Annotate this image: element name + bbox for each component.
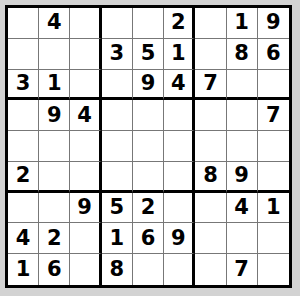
cell-r7c1[interactable]	[8, 193, 39, 224]
cell-r8c8[interactable]	[227, 223, 258, 254]
cell-r3c2[interactable]: 1	[39, 70, 70, 101]
cell-r9c6[interactable]	[164, 254, 195, 285]
cell-r8c9[interactable]	[258, 223, 289, 254]
cell-r3c9[interactable]	[258, 70, 289, 101]
cell-r1c9[interactable]: 9	[258, 8, 289, 39]
cell-r6c1[interactable]: 2	[8, 162, 39, 193]
cell-r8c7[interactable]	[195, 223, 226, 254]
cell-r4c3[interactable]: 4	[70, 100, 101, 131]
cell-r3c7[interactable]: 7	[195, 70, 226, 101]
cell-r7c9[interactable]: 1	[258, 193, 289, 224]
cell-r8c6[interactable]: 9	[164, 223, 195, 254]
cell-r5c5[interactable]	[133, 131, 164, 162]
cell-r2c4[interactable]: 3	[102, 39, 133, 70]
cell-r4c6[interactable]	[164, 100, 195, 131]
cell-r5c1[interactable]	[8, 131, 39, 162]
cell-r3c8[interactable]	[227, 70, 258, 101]
cell-r9c9[interactable]	[258, 254, 289, 285]
cell-r9c1[interactable]: 1	[8, 254, 39, 285]
cell-r9c2[interactable]: 6	[39, 254, 70, 285]
cell-r6c3[interactable]	[70, 162, 101, 193]
cell-r1c8[interactable]: 1	[227, 8, 258, 39]
cell-r5c2[interactable]	[39, 131, 70, 162]
cell-r7c6[interactable]	[164, 193, 195, 224]
cell-r1c3[interactable]	[70, 8, 101, 39]
cell-r6c8[interactable]: 9	[227, 162, 258, 193]
cell-r3c1[interactable]: 3	[8, 70, 39, 101]
cell-r2c7[interactable]	[195, 39, 226, 70]
cell-r2c6[interactable]: 1	[164, 39, 195, 70]
cell-r9c7[interactable]	[195, 254, 226, 285]
cell-r7c5[interactable]: 2	[133, 193, 164, 224]
cell-r8c1[interactable]: 4	[8, 223, 39, 254]
cell-r6c5[interactable]	[133, 162, 164, 193]
cell-r2c3[interactable]	[70, 39, 101, 70]
cell-r7c4[interactable]: 5	[102, 193, 133, 224]
cell-r9c8[interactable]: 7	[227, 254, 258, 285]
cell-r4c7[interactable]	[195, 100, 226, 131]
cell-r5c3[interactable]	[70, 131, 101, 162]
cell-r2c2[interactable]	[39, 39, 70, 70]
cell-r3c4[interactable]	[102, 70, 133, 101]
cell-r3c6[interactable]: 4	[164, 70, 195, 101]
cell-r3c3[interactable]	[70, 70, 101, 101]
cell-r1c6[interactable]: 2	[164, 8, 195, 39]
cell-r4c5[interactable]	[133, 100, 164, 131]
cell-r8c2[interactable]: 2	[39, 223, 70, 254]
cell-r4c2[interactable]: 9	[39, 100, 70, 131]
cell-r4c1[interactable]	[8, 100, 39, 131]
cell-r5c6[interactable]	[164, 131, 195, 162]
cell-r6c4[interactable]	[102, 162, 133, 193]
cell-r1c5[interactable]	[133, 8, 164, 39]
cell-r2c9[interactable]: 6	[258, 39, 289, 70]
cell-r7c7[interactable]	[195, 193, 226, 224]
cell-r5c8[interactable]	[227, 131, 258, 162]
cell-r5c9[interactable]	[258, 131, 289, 162]
cell-r1c4[interactable]	[102, 8, 133, 39]
cell-r7c2[interactable]	[39, 193, 70, 224]
cell-r1c7[interactable]	[195, 8, 226, 39]
cell-r4c4[interactable]	[102, 100, 133, 131]
cell-r4c9[interactable]: 7	[258, 100, 289, 131]
cell-r8c4[interactable]: 1	[102, 223, 133, 254]
cell-r3c5[interactable]: 9	[133, 70, 164, 101]
cell-r5c7[interactable]	[195, 131, 226, 162]
cell-r6c7[interactable]: 8	[195, 162, 226, 193]
cell-r5c4[interactable]	[102, 131, 133, 162]
cell-r9c3[interactable]	[70, 254, 101, 285]
cell-r1c1[interactable]	[8, 8, 39, 39]
cell-r9c4[interactable]: 8	[102, 254, 133, 285]
cell-r7c8[interactable]: 4	[227, 193, 258, 224]
cell-r2c1[interactable]	[8, 39, 39, 70]
cell-r6c2[interactable]	[39, 162, 70, 193]
cell-r8c3[interactable]	[70, 223, 101, 254]
cell-r1c2[interactable]: 4	[39, 8, 70, 39]
cell-r7c3[interactable]: 9	[70, 193, 101, 224]
cell-r9c5[interactable]	[133, 254, 164, 285]
cell-r6c9[interactable]	[258, 162, 289, 193]
cell-r4c8[interactable]	[227, 100, 258, 131]
cell-r8c5[interactable]: 6	[133, 223, 164, 254]
cell-r2c8[interactable]: 8	[227, 39, 258, 70]
cell-r6c6[interactable]	[164, 162, 195, 193]
sudoku-board: 4219351863194794728995241421691687	[5, 5, 292, 288]
cell-r2c5[interactable]: 5	[133, 39, 164, 70]
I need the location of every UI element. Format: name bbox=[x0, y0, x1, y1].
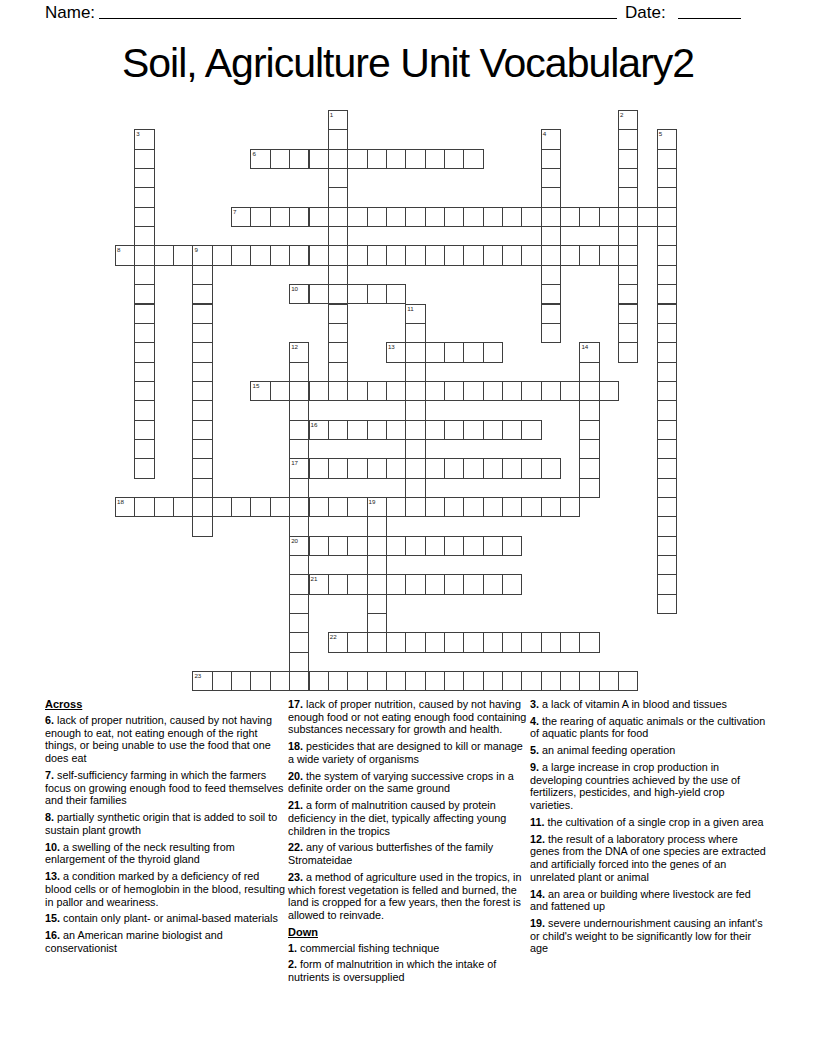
crossword-cell[interactable] bbox=[250, 207, 270, 227]
crossword-cell[interactable] bbox=[425, 574, 445, 594]
crossword-cell[interactable] bbox=[192, 439, 212, 459]
crossword-cell[interactable] bbox=[618, 342, 638, 362]
crossword-cell[interactable] bbox=[328, 245, 348, 265]
crossword-cell[interactable] bbox=[231, 497, 251, 517]
crossword-cell[interactable] bbox=[289, 245, 309, 265]
crossword-cell[interactable] bbox=[541, 207, 561, 227]
crossword-cell[interactable] bbox=[657, 516, 677, 536]
crossword-cell[interactable] bbox=[637, 207, 657, 227]
crossword-cell[interactable] bbox=[579, 207, 599, 227]
crossword-cell[interactable] bbox=[521, 245, 541, 265]
crossword-cell[interactable] bbox=[289, 652, 309, 672]
crossword-cell[interactable] bbox=[657, 187, 677, 207]
crossword-cell[interactable] bbox=[657, 594, 677, 614]
crossword-cell[interactable] bbox=[192, 284, 212, 304]
crossword-cell[interactable] bbox=[328, 574, 348, 594]
crossword-cell[interactable] bbox=[328, 226, 348, 246]
crossword-cell[interactable] bbox=[386, 381, 406, 401]
crossword-cell[interactable] bbox=[618, 304, 638, 324]
crossword-cell[interactable]: 1 bbox=[328, 110, 348, 130]
crossword-cell[interactable] bbox=[521, 207, 541, 227]
crossword-cell[interactable]: 15 bbox=[250, 381, 270, 401]
crossword-cell[interactable] bbox=[541, 226, 561, 246]
crossword-cell[interactable] bbox=[405, 574, 425, 594]
crossword-cell[interactable] bbox=[289, 613, 309, 633]
crossword-cell[interactable] bbox=[367, 555, 387, 575]
crossword-cell[interactable] bbox=[309, 245, 329, 265]
crossword-cell[interactable] bbox=[405, 497, 425, 517]
crossword-cell[interactable] bbox=[192, 342, 212, 362]
crossword-cell[interactable] bbox=[657, 245, 677, 265]
crossword-cell[interactable] bbox=[463, 632, 483, 652]
crossword-cell[interactable] bbox=[134, 323, 154, 343]
crossword-cell[interactable] bbox=[367, 594, 387, 614]
crossword-cell[interactable] bbox=[483, 420, 503, 440]
crossword-cell[interactable] bbox=[386, 149, 406, 169]
crossword-cell[interactable] bbox=[289, 497, 309, 517]
crossword-cell[interactable] bbox=[657, 497, 677, 517]
crossword-cell[interactable] bbox=[502, 420, 522, 440]
crossword-cell[interactable] bbox=[367, 284, 387, 304]
crossword-cell[interactable] bbox=[541, 671, 561, 691]
crossword-cell[interactable] bbox=[618, 265, 638, 285]
crossword-cell[interactable] bbox=[250, 497, 270, 517]
crossword-cell[interactable] bbox=[483, 574, 503, 594]
crossword-cell[interactable] bbox=[541, 149, 561, 169]
crossword-cell[interactable] bbox=[134, 420, 154, 440]
crossword-cell[interactable] bbox=[289, 516, 309, 536]
crossword-cell[interactable]: 13 bbox=[386, 342, 406, 362]
crossword-cell[interactable] bbox=[483, 671, 503, 691]
crossword-cell[interactable] bbox=[367, 420, 387, 440]
crossword-cell[interactable] bbox=[502, 381, 522, 401]
crossword-cell[interactable] bbox=[657, 381, 677, 401]
crossword-cell[interactable] bbox=[579, 671, 599, 691]
crossword-cell[interactable]: 12 bbox=[289, 342, 309, 362]
crossword-cell[interactable] bbox=[231, 245, 251, 265]
crossword-cell[interactable]: 11 bbox=[405, 304, 425, 324]
crossword-cell[interactable]: 21 bbox=[309, 574, 329, 594]
crossword-cell[interactable] bbox=[521, 381, 541, 401]
crossword-cell[interactable] bbox=[289, 478, 309, 498]
crossword-cell[interactable] bbox=[463, 574, 483, 594]
crossword-cell[interactable] bbox=[134, 342, 154, 362]
crossword-cell[interactable] bbox=[444, 497, 464, 517]
crossword-cell[interactable] bbox=[483, 458, 503, 478]
crossword-cell[interactable] bbox=[347, 284, 367, 304]
crossword-cell[interactable] bbox=[386, 284, 406, 304]
crossword-cell[interactable] bbox=[367, 671, 387, 691]
crossword-cell[interactable] bbox=[386, 671, 406, 691]
crossword-cell[interactable] bbox=[347, 381, 367, 401]
crossword-cell[interactable] bbox=[425, 536, 445, 556]
crossword-cell[interactable] bbox=[405, 149, 425, 169]
crossword-cell[interactable] bbox=[289, 381, 309, 401]
crossword-cell[interactable] bbox=[328, 168, 348, 188]
crossword-cell[interactable] bbox=[328, 671, 348, 691]
crossword-cell[interactable] bbox=[405, 323, 425, 343]
crossword-cell[interactable] bbox=[560, 632, 580, 652]
crossword-cell[interactable] bbox=[192, 516, 212, 536]
crossword-cell[interactable] bbox=[347, 671, 367, 691]
crossword-cell[interactable] bbox=[192, 420, 212, 440]
crossword-cell[interactable] bbox=[134, 245, 154, 265]
crossword-cell[interactable] bbox=[289, 149, 309, 169]
crossword-cell[interactable] bbox=[309, 284, 329, 304]
crossword-cell[interactable] bbox=[386, 207, 406, 227]
crossword-cell[interactable] bbox=[328, 129, 348, 149]
crossword-cell[interactable] bbox=[289, 400, 309, 420]
crossword-cell[interactable] bbox=[657, 478, 677, 498]
crossword-cell[interactable] bbox=[618, 207, 638, 227]
crossword-cell[interactable] bbox=[425, 632, 445, 652]
crossword-cell[interactable] bbox=[425, 497, 445, 517]
crossword-cell[interactable] bbox=[657, 458, 677, 478]
crossword-cell[interactable] bbox=[367, 149, 387, 169]
crossword-cell[interactable] bbox=[289, 555, 309, 575]
crossword-cell[interactable] bbox=[328, 536, 348, 556]
crossword-cell[interactable] bbox=[405, 458, 425, 478]
crossword-cell[interactable] bbox=[328, 207, 348, 227]
crossword-cell[interactable] bbox=[347, 245, 367, 265]
crossword-cell[interactable] bbox=[541, 284, 561, 304]
crossword-cell[interactable] bbox=[618, 671, 638, 691]
crossword-cell[interactable] bbox=[231, 671, 251, 691]
crossword-cell[interactable] bbox=[521, 458, 541, 478]
crossword-cell[interactable] bbox=[328, 323, 348, 343]
crossword-cell[interactable] bbox=[425, 342, 445, 362]
crossword-cell[interactable]: 18 bbox=[115, 497, 135, 517]
crossword-cell[interactable] bbox=[328, 149, 348, 169]
crossword-cell[interactable] bbox=[309, 458, 329, 478]
crossword-cell[interactable] bbox=[134, 381, 154, 401]
crossword-cell[interactable] bbox=[250, 245, 270, 265]
crossword-cell[interactable] bbox=[502, 536, 522, 556]
crossword-cell[interactable] bbox=[405, 478, 425, 498]
crossword-cell[interactable] bbox=[657, 168, 677, 188]
crossword-cell[interactable] bbox=[134, 439, 154, 459]
crossword-cell[interactable] bbox=[579, 458, 599, 478]
crossword-cell[interactable] bbox=[289, 207, 309, 227]
crossword-cell[interactable] bbox=[444, 671, 464, 691]
crossword-cell[interactable] bbox=[599, 671, 619, 691]
crossword-cell[interactable] bbox=[463, 207, 483, 227]
crossword-cell[interactable] bbox=[425, 245, 445, 265]
crossword-cell[interactable] bbox=[657, 536, 677, 556]
crossword-cell[interactable] bbox=[328, 497, 348, 517]
crossword-cell[interactable]: 3 bbox=[134, 129, 154, 149]
crossword-cell[interactable] bbox=[618, 284, 638, 304]
crossword-cell[interactable] bbox=[425, 671, 445, 691]
crossword-cell[interactable] bbox=[483, 207, 503, 227]
crossword-cell[interactable]: 5 bbox=[657, 129, 677, 149]
crossword-cell[interactable] bbox=[657, 420, 677, 440]
crossword-cell[interactable] bbox=[541, 497, 561, 517]
crossword-cell[interactable] bbox=[328, 284, 348, 304]
crossword-cell[interactable] bbox=[463, 245, 483, 265]
crossword-cell[interactable] bbox=[618, 323, 638, 343]
crossword-cell[interactable] bbox=[521, 671, 541, 691]
crossword-cell[interactable] bbox=[405, 400, 425, 420]
crossword-cell[interactable] bbox=[328, 265, 348, 285]
crossword-cell[interactable] bbox=[618, 187, 638, 207]
crossword-cell[interactable] bbox=[289, 439, 309, 459]
crossword-cell[interactable] bbox=[541, 632, 561, 652]
crossword-cell[interactable] bbox=[289, 362, 309, 382]
crossword-cell[interactable] bbox=[502, 207, 522, 227]
crossword-cell[interactable] bbox=[347, 632, 367, 652]
crossword-cell[interactable] bbox=[502, 632, 522, 652]
crossword-cell[interactable]: 8 bbox=[115, 245, 135, 265]
crossword-cell[interactable] bbox=[618, 129, 638, 149]
crossword-cell[interactable] bbox=[328, 362, 348, 382]
crossword-cell[interactable] bbox=[134, 187, 154, 207]
crossword-cell[interactable] bbox=[192, 265, 212, 285]
crossword-cell[interactable] bbox=[134, 400, 154, 420]
crossword-cell[interactable] bbox=[328, 458, 348, 478]
crossword-cell[interactable] bbox=[134, 149, 154, 169]
crossword-cell[interactable] bbox=[541, 304, 561, 324]
crossword-cell[interactable] bbox=[347, 149, 367, 169]
crossword-cell[interactable] bbox=[386, 574, 406, 594]
crossword-cell[interactable] bbox=[560, 207, 580, 227]
crossword-cell[interactable] bbox=[560, 381, 580, 401]
crossword-cell[interactable] bbox=[386, 632, 406, 652]
crossword-cell[interactable] bbox=[212, 245, 232, 265]
crossword-cell[interactable] bbox=[405, 342, 425, 362]
crossword-cell[interactable] bbox=[560, 497, 580, 517]
crossword-cell[interactable] bbox=[463, 497, 483, 517]
crossword-cell[interactable] bbox=[463, 381, 483, 401]
crossword-cell[interactable] bbox=[618, 226, 638, 246]
crossword-cell[interactable] bbox=[405, 632, 425, 652]
crossword-cell[interactable] bbox=[444, 458, 464, 478]
crossword-cell[interactable] bbox=[444, 536, 464, 556]
crossword-cell[interactable] bbox=[386, 497, 406, 517]
crossword-cell[interactable] bbox=[289, 420, 309, 440]
crossword-cell[interactable] bbox=[386, 245, 406, 265]
crossword-cell[interactable] bbox=[192, 458, 212, 478]
crossword-cell[interactable] bbox=[270, 245, 290, 265]
crossword-cell[interactable] bbox=[328, 420, 348, 440]
crossword-cell[interactable] bbox=[483, 245, 503, 265]
crossword-cell[interactable] bbox=[521, 632, 541, 652]
crossword-cell[interactable] bbox=[405, 207, 425, 227]
crossword-cell[interactable] bbox=[192, 323, 212, 343]
crossword-cell[interactable] bbox=[367, 516, 387, 536]
crossword-cell[interactable] bbox=[405, 362, 425, 382]
crossword-cell[interactable] bbox=[599, 381, 619, 401]
crossword-cell[interactable] bbox=[405, 536, 425, 556]
crossword-cell[interactable] bbox=[463, 671, 483, 691]
crossword-cell[interactable] bbox=[309, 381, 329, 401]
crossword-cell[interactable] bbox=[347, 207, 367, 227]
crossword-cell[interactable]: 9 bbox=[192, 245, 212, 265]
crossword-cell[interactable] bbox=[270, 381, 290, 401]
crossword-cell[interactable] bbox=[657, 362, 677, 382]
crossword-cell[interactable] bbox=[521, 420, 541, 440]
crossword-cell[interactable] bbox=[657, 342, 677, 362]
crossword-cell[interactable] bbox=[212, 497, 232, 517]
crossword-cell[interactable]: 17 bbox=[289, 458, 309, 478]
crossword-cell[interactable] bbox=[425, 381, 445, 401]
crossword-cell[interactable] bbox=[386, 458, 406, 478]
crossword-cell[interactable] bbox=[192, 400, 212, 420]
crossword-cell[interactable] bbox=[289, 574, 309, 594]
crossword-cell[interactable] bbox=[444, 245, 464, 265]
crossword-cell[interactable] bbox=[386, 536, 406, 556]
crossword-cell[interactable] bbox=[657, 207, 677, 227]
crossword-cell[interactable]: 16 bbox=[309, 420, 329, 440]
crossword-cell[interactable]: 7 bbox=[231, 207, 251, 227]
crossword-cell[interactable] bbox=[502, 497, 522, 517]
crossword-cell[interactable] bbox=[270, 149, 290, 169]
crossword-cell[interactable] bbox=[367, 574, 387, 594]
crossword-cell[interactable] bbox=[328, 187, 348, 207]
crossword-cell[interactable] bbox=[289, 594, 309, 614]
crossword-cell[interactable] bbox=[134, 168, 154, 188]
crossword-cell[interactable] bbox=[173, 497, 193, 517]
crossword-cell[interactable] bbox=[579, 632, 599, 652]
name-input-line[interactable] bbox=[99, 2, 617, 19]
crossword-cell[interactable] bbox=[599, 207, 619, 227]
crossword-cell[interactable] bbox=[134, 207, 154, 227]
crossword-cell[interactable] bbox=[309, 497, 329, 517]
crossword-cell[interactable] bbox=[347, 497, 367, 517]
crossword-cell[interactable] bbox=[367, 536, 387, 556]
crossword-cell[interactable] bbox=[521, 497, 541, 517]
crossword-cell[interactable] bbox=[134, 362, 154, 382]
crossword-cell[interactable] bbox=[463, 342, 483, 362]
crossword-cell[interactable] bbox=[463, 536, 483, 556]
crossword-cell[interactable] bbox=[367, 245, 387, 265]
crossword-cell[interactable] bbox=[405, 420, 425, 440]
crossword-cell[interactable] bbox=[192, 362, 212, 382]
crossword-cell[interactable] bbox=[579, 381, 599, 401]
crossword-cell[interactable] bbox=[502, 458, 522, 478]
crossword-cell[interactable] bbox=[657, 323, 677, 343]
crossword-cell[interactable] bbox=[134, 497, 154, 517]
crossword-cell[interactable] bbox=[347, 536, 367, 556]
crossword-cell[interactable]: 22 bbox=[328, 632, 348, 652]
crossword-cell[interactable] bbox=[657, 400, 677, 420]
crossword-cell[interactable] bbox=[657, 284, 677, 304]
crossword-cell[interactable] bbox=[192, 497, 212, 517]
crossword-cell[interactable] bbox=[444, 632, 464, 652]
crossword-cell[interactable] bbox=[134, 265, 154, 285]
crossword-cell[interactable] bbox=[444, 574, 464, 594]
crossword-cell[interactable] bbox=[367, 632, 387, 652]
crossword-cell[interactable] bbox=[579, 362, 599, 382]
crossword-cell[interactable] bbox=[483, 536, 503, 556]
crossword-cell[interactable] bbox=[347, 574, 367, 594]
crossword-cell[interactable] bbox=[173, 245, 193, 265]
crossword-cell[interactable] bbox=[541, 245, 561, 265]
crossword-cell[interactable] bbox=[425, 420, 445, 440]
crossword-cell[interactable] bbox=[405, 245, 425, 265]
crossword-cell[interactable] bbox=[657, 226, 677, 246]
crossword-cell[interactable]: 14 bbox=[579, 342, 599, 362]
crossword-cell[interactable] bbox=[541, 187, 561, 207]
crossword-cell[interactable] bbox=[618, 245, 638, 265]
crossword-cell[interactable] bbox=[541, 458, 561, 478]
crossword-cell[interactable] bbox=[212, 671, 232, 691]
crossword-cell[interactable] bbox=[657, 574, 677, 594]
crossword-cell[interactable]: 2 bbox=[618, 110, 638, 130]
crossword-cell[interactable] bbox=[444, 207, 464, 227]
crossword-cell[interactable] bbox=[425, 207, 445, 227]
crossword-cell[interactable] bbox=[309, 207, 329, 227]
crossword-cell[interactable] bbox=[463, 420, 483, 440]
crossword-cell[interactable] bbox=[154, 245, 174, 265]
crossword-cell[interactable] bbox=[541, 381, 561, 401]
crossword-cell[interactable] bbox=[444, 420, 464, 440]
crossword-cell[interactable] bbox=[134, 284, 154, 304]
crossword-cell[interactable] bbox=[502, 245, 522, 265]
crossword-cell[interactable] bbox=[347, 458, 367, 478]
crossword-cell[interactable] bbox=[309, 671, 329, 691]
crossword-cell[interactable] bbox=[367, 613, 387, 633]
crossword-cell[interactable] bbox=[289, 671, 309, 691]
crossword-cell[interactable] bbox=[541, 265, 561, 285]
crossword-cell[interactable] bbox=[328, 304, 348, 324]
crossword-cell[interactable]: 23 bbox=[192, 671, 212, 691]
crossword-cell[interactable] bbox=[618, 168, 638, 188]
crossword-cell[interactable] bbox=[483, 632, 503, 652]
crossword-cell[interactable] bbox=[560, 245, 580, 265]
crossword-cell[interactable] bbox=[250, 671, 270, 691]
crossword-cell[interactable] bbox=[657, 149, 677, 169]
crossword-cell[interactable] bbox=[328, 342, 348, 362]
crossword-cell[interactable] bbox=[463, 149, 483, 169]
crossword-cell[interactable] bbox=[657, 304, 677, 324]
crossword-cell[interactable] bbox=[579, 420, 599, 440]
crossword-cell[interactable] bbox=[579, 478, 599, 498]
crossword-cell[interactable] bbox=[192, 304, 212, 324]
crossword-cell[interactable] bbox=[154, 497, 174, 517]
crossword-cell[interactable] bbox=[192, 381, 212, 401]
crossword-cell[interactable] bbox=[425, 458, 445, 478]
crossword-cell[interactable] bbox=[347, 420, 367, 440]
crossword-cell[interactable] bbox=[405, 671, 425, 691]
crossword-cell[interactable] bbox=[541, 168, 561, 188]
crossword-cell[interactable] bbox=[309, 536, 329, 556]
crossword-cell[interactable] bbox=[405, 439, 425, 459]
crossword-cell[interactable] bbox=[560, 671, 580, 691]
crossword-cell[interactable] bbox=[386, 420, 406, 440]
crossword-cell[interactable] bbox=[444, 149, 464, 169]
crossword-cell[interactable] bbox=[425, 149, 445, 169]
crossword-cell[interactable] bbox=[483, 381, 503, 401]
crossword-cell[interactable] bbox=[483, 342, 503, 362]
crossword-cell[interactable] bbox=[579, 439, 599, 459]
crossword-cell[interactable] bbox=[270, 207, 290, 227]
crossword-cell[interactable] bbox=[328, 381, 348, 401]
crossword-cell[interactable]: 10 bbox=[289, 284, 309, 304]
crossword-cell[interactable] bbox=[134, 226, 154, 246]
crossword-cell[interactable]: 6 bbox=[250, 149, 270, 169]
crossword-cell[interactable] bbox=[367, 207, 387, 227]
crossword-cell[interactable] bbox=[270, 497, 290, 517]
crossword-cell[interactable] bbox=[502, 671, 522, 691]
crossword-cell[interactable] bbox=[618, 149, 638, 169]
crossword-cell[interactable] bbox=[483, 497, 503, 517]
crossword-cell[interactable] bbox=[134, 304, 154, 324]
crossword-cell[interactable] bbox=[192, 478, 212, 498]
crossword-cell[interactable] bbox=[444, 381, 464, 401]
crossword-cell[interactable] bbox=[134, 458, 154, 478]
crossword-cell[interactable] bbox=[579, 245, 599, 265]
____________________
## EXERCISE DESCRIPTION
Copy out the records word for word, from the line with "193, 39, 224]" through the line with "70, 226, 101]".

## TASK SOLUTION
cell-r7c1[interactable]	[8, 193, 39, 224]
cell-r8c8[interactable]	[227, 223, 258, 254]
cell-r3c2[interactable]: 1	[39, 70, 70, 101]
cell-r9c6[interactable]	[164, 254, 195, 285]
cell-r8c9[interactable]	[258, 223, 289, 254]
cell-r3c9[interactable]	[258, 70, 289, 101]
cell-r1c9[interactable]: 9	[258, 8, 289, 39]
cell-r6c1[interactable]: 2	[8, 162, 39, 193]
cell-r8c7[interactable]	[195, 223, 226, 254]
cell-r4c3[interactable]: 4	[70, 100, 101, 131]
cell-r3c7[interactable]: 7	[195, 70, 226, 101]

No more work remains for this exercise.